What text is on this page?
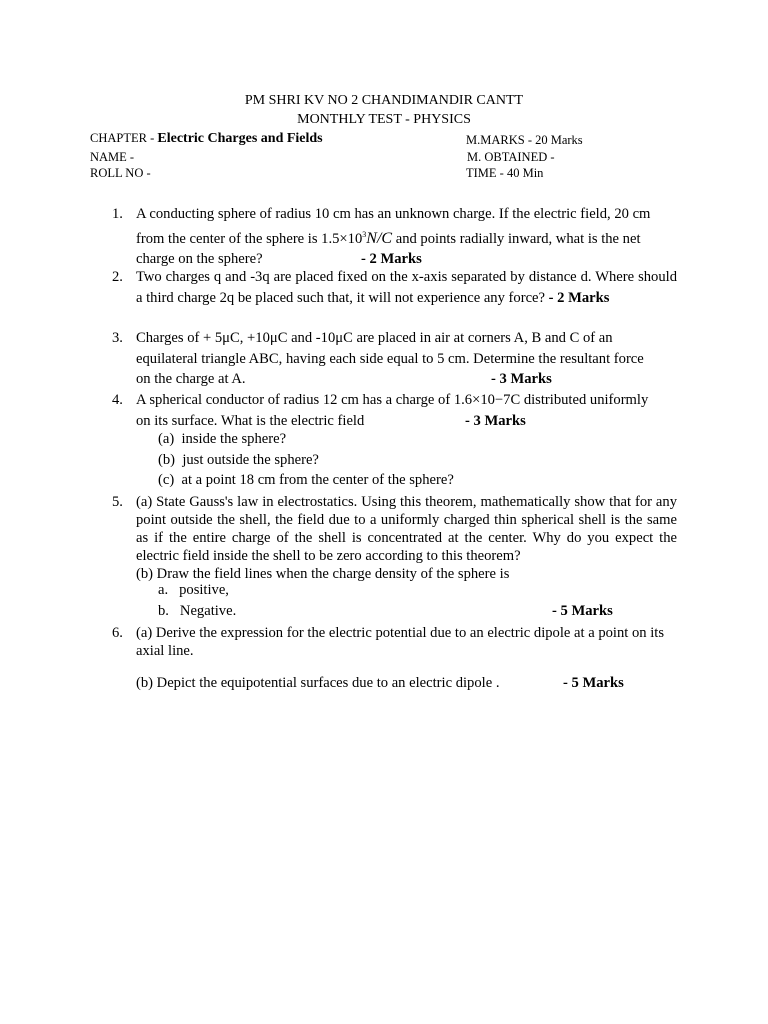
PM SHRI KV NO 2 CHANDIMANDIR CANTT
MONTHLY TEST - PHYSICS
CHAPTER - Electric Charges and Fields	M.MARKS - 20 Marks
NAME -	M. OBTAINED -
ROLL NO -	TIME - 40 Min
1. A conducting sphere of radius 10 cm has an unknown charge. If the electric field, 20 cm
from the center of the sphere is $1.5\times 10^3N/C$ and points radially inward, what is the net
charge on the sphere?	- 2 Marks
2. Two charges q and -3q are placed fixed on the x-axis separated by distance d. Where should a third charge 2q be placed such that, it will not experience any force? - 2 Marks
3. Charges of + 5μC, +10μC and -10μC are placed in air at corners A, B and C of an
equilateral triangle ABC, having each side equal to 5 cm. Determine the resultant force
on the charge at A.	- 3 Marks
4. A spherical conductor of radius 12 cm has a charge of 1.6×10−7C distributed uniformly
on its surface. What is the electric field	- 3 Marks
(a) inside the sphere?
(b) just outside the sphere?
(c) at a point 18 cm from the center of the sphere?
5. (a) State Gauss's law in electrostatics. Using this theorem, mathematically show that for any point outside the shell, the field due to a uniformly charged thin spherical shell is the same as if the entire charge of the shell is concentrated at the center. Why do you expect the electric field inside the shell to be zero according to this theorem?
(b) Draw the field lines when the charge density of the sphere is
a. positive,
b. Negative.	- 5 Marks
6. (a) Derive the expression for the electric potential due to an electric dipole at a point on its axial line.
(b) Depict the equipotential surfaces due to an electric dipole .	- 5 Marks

◆ **Required task**
In the material above, how many lines hold the word "sphere"? Say only the number.

◆ **Response to this exercise**
7